** Begin Entries **

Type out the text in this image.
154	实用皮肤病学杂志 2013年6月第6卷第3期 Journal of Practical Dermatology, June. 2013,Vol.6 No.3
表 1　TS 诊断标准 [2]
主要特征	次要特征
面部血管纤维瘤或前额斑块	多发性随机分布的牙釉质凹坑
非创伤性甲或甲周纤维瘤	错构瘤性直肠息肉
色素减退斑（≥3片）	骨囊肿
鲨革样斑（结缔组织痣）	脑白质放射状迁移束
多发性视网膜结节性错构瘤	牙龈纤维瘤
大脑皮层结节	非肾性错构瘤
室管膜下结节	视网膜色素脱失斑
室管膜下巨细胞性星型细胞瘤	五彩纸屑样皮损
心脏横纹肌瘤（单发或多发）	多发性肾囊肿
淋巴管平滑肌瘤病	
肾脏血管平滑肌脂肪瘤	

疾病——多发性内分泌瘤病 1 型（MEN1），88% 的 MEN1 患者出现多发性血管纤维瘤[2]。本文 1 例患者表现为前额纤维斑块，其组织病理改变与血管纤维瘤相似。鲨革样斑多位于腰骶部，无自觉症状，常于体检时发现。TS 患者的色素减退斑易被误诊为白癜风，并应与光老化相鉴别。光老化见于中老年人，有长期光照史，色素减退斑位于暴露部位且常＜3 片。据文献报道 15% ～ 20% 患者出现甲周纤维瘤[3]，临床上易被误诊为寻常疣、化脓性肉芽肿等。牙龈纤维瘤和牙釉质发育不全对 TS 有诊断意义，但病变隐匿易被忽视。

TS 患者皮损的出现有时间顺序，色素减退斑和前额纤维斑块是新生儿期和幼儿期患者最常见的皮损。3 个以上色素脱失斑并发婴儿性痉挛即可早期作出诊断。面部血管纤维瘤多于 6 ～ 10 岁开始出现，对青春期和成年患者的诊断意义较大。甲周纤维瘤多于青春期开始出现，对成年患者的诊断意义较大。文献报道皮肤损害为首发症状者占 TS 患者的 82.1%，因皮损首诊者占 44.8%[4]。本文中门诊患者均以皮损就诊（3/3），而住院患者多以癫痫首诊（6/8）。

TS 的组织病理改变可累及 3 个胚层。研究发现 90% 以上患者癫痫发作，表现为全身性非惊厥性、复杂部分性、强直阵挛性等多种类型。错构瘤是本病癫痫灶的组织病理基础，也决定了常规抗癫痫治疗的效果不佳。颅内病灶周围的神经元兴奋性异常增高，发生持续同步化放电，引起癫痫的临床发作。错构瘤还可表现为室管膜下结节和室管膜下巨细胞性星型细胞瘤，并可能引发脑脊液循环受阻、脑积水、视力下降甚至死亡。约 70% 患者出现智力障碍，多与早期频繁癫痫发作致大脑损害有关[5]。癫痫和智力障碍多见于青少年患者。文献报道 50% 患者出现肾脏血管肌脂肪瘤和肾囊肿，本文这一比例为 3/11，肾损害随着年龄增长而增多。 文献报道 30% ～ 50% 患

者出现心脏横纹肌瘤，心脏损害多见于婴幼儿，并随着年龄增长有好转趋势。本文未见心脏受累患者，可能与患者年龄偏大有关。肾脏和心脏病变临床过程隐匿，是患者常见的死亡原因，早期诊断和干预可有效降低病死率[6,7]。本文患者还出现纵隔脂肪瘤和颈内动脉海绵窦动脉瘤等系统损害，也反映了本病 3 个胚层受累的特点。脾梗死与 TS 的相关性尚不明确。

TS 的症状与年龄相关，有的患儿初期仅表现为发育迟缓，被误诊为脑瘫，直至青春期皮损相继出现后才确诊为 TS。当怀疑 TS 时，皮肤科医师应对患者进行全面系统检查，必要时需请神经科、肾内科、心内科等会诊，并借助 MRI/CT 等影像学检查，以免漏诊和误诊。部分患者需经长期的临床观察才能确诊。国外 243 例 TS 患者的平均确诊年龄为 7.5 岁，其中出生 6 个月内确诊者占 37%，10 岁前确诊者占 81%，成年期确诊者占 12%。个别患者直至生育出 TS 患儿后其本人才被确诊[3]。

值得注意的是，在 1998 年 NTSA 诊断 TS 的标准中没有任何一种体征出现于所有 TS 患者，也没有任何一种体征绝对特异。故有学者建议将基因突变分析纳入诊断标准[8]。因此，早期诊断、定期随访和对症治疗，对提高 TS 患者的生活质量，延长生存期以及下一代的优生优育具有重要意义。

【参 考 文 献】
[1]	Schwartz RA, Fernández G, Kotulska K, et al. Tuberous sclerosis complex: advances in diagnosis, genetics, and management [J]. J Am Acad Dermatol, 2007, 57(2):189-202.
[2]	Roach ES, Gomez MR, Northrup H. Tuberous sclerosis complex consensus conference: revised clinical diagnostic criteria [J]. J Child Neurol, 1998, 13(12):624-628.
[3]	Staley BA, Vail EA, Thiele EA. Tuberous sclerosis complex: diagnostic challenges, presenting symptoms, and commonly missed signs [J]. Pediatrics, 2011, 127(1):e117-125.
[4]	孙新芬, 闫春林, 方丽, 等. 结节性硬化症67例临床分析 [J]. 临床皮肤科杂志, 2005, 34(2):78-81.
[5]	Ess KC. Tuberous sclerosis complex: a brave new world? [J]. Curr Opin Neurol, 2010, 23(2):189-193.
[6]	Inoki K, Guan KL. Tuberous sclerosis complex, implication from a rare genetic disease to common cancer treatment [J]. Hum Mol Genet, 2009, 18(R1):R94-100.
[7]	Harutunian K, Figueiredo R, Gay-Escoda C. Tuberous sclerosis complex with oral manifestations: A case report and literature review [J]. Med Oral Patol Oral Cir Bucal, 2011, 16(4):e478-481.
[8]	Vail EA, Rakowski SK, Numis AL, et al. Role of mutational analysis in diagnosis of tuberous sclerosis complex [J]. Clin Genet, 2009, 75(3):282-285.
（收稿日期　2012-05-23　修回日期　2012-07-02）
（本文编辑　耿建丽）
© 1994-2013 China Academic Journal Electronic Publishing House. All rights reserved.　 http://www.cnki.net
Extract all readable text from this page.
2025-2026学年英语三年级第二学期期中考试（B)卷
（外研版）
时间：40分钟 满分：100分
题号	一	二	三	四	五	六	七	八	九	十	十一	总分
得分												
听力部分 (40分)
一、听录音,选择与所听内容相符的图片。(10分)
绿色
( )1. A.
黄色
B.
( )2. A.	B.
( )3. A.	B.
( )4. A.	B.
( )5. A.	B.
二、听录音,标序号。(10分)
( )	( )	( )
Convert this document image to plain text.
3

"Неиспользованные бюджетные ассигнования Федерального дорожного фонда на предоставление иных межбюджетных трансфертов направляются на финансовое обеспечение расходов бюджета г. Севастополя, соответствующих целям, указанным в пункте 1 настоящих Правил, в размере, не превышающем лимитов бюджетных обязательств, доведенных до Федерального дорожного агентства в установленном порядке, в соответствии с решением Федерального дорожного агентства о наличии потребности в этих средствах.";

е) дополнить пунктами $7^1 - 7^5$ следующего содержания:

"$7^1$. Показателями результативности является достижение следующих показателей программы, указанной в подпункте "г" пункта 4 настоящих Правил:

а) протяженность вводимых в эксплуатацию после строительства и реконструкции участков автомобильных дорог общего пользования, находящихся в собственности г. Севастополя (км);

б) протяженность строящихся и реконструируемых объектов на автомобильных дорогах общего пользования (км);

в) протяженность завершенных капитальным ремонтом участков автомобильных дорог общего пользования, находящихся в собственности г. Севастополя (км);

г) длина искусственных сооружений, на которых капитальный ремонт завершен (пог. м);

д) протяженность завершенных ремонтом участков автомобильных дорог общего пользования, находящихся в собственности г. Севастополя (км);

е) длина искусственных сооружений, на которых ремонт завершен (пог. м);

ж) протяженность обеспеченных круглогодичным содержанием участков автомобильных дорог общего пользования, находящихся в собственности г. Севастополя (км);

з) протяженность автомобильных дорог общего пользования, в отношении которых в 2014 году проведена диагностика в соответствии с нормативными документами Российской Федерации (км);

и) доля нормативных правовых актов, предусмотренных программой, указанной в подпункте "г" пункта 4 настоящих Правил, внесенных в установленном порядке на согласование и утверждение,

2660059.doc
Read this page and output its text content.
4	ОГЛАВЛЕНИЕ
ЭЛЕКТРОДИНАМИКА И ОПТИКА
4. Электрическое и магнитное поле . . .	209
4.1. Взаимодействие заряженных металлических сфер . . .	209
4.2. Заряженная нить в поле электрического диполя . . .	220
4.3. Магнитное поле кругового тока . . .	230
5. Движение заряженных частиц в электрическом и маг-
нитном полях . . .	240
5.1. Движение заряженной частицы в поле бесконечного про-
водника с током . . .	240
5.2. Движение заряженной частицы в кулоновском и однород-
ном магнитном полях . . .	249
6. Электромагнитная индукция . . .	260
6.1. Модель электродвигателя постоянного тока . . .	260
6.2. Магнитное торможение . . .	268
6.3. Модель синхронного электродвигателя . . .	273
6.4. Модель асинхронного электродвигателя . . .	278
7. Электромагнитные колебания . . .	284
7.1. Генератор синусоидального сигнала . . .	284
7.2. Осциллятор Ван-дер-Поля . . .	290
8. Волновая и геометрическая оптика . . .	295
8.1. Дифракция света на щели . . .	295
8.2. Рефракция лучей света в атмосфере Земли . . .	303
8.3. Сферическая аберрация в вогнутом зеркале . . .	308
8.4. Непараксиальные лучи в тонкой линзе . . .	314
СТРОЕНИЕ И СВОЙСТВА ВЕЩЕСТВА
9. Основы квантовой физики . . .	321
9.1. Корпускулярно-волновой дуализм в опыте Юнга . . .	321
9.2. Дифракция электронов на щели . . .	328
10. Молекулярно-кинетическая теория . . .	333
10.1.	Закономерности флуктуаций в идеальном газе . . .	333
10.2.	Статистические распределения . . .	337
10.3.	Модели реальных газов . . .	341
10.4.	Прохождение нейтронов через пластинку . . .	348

** End Entries **

__What needs to be done__
Quote verbatim the line containing "Read this page and output its text content." and every line after it through the end of the records above.

__Response to this task__
Read this page and output its text content.
4	ОГЛАВЛЕНИЕ
ЭЛЕКТРОДИНАМИКА И ОПТИКА
4. Электрическое и магнитное поле . . .	209
4.1. Взаимодействие заряженных металлических сфер . . .	209
4.2. Заряженная нить в поле электрического диполя . . .	220
4.3. Магнитное поле кругового тока . . .	230
5. Движение заряженных частиц в электрическом и маг-
нитном полях . . .	240
5.1. Движение заряженной частицы в поле бесконечного про-
водника с током . . .	240
5.2. Движение заряженной частицы в кулоновском и однород-
ном магнитном полях . . .	249
6. Электромагнитная индукция . . .	260
6.1. Модель электродвигателя постоянного тока . . .	260
6.2. Магнитное торможение . . .	268
6.3. Модель синхронного электродвигателя . . .	273
6.4. Модель асинхронного электродвигателя . . .	278
7. Электромагнитные колебания . . .	284
7.1. Генератор синусоидального сигнала . . .	284
7.2. Осциллятор Ван-дер-Поля . . .	290
8. Волновая и геометрическая оптика . . .	295
8.1. Дифракция света на щели . . .	295
8.2. Рефракция лучей света в атмосфере Земли . . .	303
8.3. Сферическая аберрация в вогнутом зеркале . . .	308
8.4. Непараксиальные лучи в тонкой линзе . . .	314
СТРОЕНИЕ И СВОЙСТВА ВЕЩЕСТВА
9. Основы квантовой физики . . .	321
9.1. Корпускулярно-волновой дуализм в опыте Юнга . . .	321
9.2. Дифракция электронов на щели . . .	328
10. Молекулярно-кинетическая теория . . .	333
10.1.	Закономерности флуктуаций в идеальном газе . . .	333
10.2.	Статистические распределения . . .	337
10.3.	Модели реальных газов . . .	341
10.4.	Прохождение нейтронов через пластинку . . .	348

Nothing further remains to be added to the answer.